| Stated problem |
Repeat the listing exactly as given, omitting every image.

| Raw data |
***
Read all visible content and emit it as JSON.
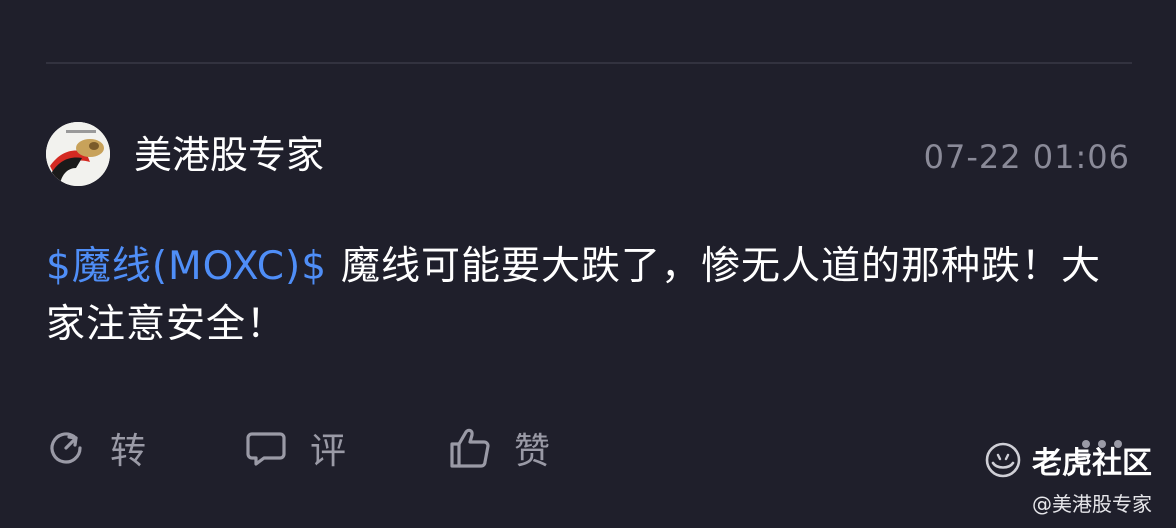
{
  "post": {
    "author": "美港股专家",
    "timestamp": "07-22 01:06",
    "stock_tag": "$魔线(MOXC)$",
    "text": "魔线可能要大跌了，惨无人道的那种跌！大家注意安全！"
  },
  "actions": {
    "repost_label": "转",
    "comment_label": "评",
    "like_label": "赞"
  },
  "watermark": {
    "brand": "老虎社区",
    "credit": "@美港股专家"
  },
  "colors": {
    "background": "#1f1f2b",
    "stock_link": "#4f8ef7",
    "muted": "#9a9aa6"
  }
}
***
| Correct output |
Read all visible content and emit it as JSON.
{
  "post": {
    "author": "美港股专家",
    "timestamp": "07-22 01:06",
    "stock_tag": "$魔线(MOXC)$",
    "text": "魔线可能要大跌了，惨无人道的那种跌！大家注意安全！"
  },
  "actions": {
    "repost_label": "转",
    "comment_label": "评",
    "like_label": "赞"
  },
  "watermark": {
    "brand": "老虎社区",
    "credit": "@美港股专家"
  },
  "colors": {
    "background": "#1f1f2b",
    "stock_link": "#4f8ef7",
    "muted": "#9a9aa6"
  }
}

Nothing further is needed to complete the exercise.